Directions - Search the material for "димера" and show all lines that contain it.

Data -
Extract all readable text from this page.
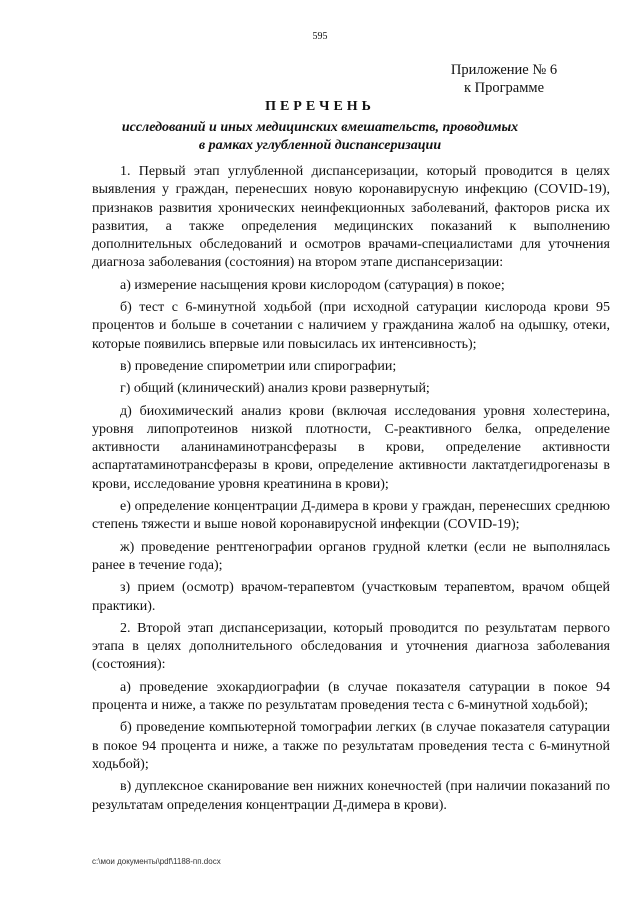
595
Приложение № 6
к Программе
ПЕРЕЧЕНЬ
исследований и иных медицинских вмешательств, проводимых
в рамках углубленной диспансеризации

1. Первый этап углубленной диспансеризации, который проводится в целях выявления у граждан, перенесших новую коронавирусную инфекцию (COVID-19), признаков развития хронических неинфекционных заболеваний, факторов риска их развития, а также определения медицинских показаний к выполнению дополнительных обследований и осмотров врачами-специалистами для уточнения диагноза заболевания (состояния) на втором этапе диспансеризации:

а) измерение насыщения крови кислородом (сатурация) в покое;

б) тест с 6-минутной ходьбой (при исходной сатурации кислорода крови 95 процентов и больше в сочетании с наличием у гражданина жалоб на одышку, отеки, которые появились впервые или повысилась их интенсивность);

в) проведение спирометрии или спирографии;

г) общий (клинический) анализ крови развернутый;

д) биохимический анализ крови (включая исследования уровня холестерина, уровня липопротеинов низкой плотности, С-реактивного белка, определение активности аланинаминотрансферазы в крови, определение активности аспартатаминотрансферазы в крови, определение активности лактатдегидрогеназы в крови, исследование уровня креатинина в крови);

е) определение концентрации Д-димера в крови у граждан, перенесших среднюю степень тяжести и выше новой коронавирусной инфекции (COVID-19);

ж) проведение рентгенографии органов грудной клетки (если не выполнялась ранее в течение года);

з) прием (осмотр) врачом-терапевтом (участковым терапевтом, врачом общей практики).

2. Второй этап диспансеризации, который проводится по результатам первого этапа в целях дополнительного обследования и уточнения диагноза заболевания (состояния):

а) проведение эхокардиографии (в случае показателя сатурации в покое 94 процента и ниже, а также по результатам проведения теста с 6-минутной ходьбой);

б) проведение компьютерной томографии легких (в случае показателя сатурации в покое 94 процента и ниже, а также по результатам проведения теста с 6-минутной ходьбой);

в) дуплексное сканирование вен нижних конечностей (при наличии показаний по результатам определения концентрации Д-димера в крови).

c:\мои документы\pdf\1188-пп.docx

Final result -
е) определение концентрации Д-димера в крови у граждан, перенесших среднюю степень тяжести и выше новой коронавирусной инфекции (COVID-19);
в) дуплексное сканирование вен нижних конечностей (при наличии показаний по результатам определения концентрации Д-димера в крови).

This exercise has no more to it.